Record excerpts
* * * * * * *

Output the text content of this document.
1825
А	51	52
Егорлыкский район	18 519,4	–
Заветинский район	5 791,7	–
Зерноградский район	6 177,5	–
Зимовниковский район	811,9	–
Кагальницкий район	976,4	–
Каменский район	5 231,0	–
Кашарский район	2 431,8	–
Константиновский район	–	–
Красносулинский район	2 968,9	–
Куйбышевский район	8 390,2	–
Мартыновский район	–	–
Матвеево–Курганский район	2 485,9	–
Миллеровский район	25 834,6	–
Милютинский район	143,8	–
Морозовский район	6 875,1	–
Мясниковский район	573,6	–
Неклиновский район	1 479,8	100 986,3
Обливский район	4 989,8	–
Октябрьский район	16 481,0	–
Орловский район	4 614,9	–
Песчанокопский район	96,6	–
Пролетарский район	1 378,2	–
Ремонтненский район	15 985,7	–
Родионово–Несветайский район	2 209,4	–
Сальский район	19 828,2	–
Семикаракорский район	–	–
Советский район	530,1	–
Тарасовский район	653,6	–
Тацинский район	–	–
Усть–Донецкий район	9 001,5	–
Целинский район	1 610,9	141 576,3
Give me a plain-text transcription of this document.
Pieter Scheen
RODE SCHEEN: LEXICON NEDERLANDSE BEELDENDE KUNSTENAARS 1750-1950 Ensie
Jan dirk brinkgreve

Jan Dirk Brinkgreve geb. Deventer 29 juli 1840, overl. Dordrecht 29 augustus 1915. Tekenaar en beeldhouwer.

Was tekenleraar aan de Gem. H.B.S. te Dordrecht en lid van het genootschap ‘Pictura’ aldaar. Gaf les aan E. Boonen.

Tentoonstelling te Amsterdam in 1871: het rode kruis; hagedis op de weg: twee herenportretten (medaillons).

* * * * * * *

Given problem
Everything from the line with "Give me a plain-text" through the last line of the material above should be echoed exactly, and nothing else.

Exercise response
Give me a plain-text transcription of this document.
Pieter Scheen
RODE SCHEEN: LEXICON NEDERLANDSE BEELDENDE KUNSTENAARS 1750-1950 Ensie
Jan dirk brinkgreve

Jan Dirk Brinkgreve geb. Deventer 29 juli 1840, overl. Dordrecht 29 augustus 1915. Tekenaar en beeldhouwer.

Was tekenleraar aan de Gem. H.B.S. te Dordrecht en lid van het genootschap ‘Pictura’ aldaar. Gaf les aan E. Boonen.

Tentoonstelling te Amsterdam in 1871: het rode kruis; hagedis op de weg: twee herenportretten (medaillons).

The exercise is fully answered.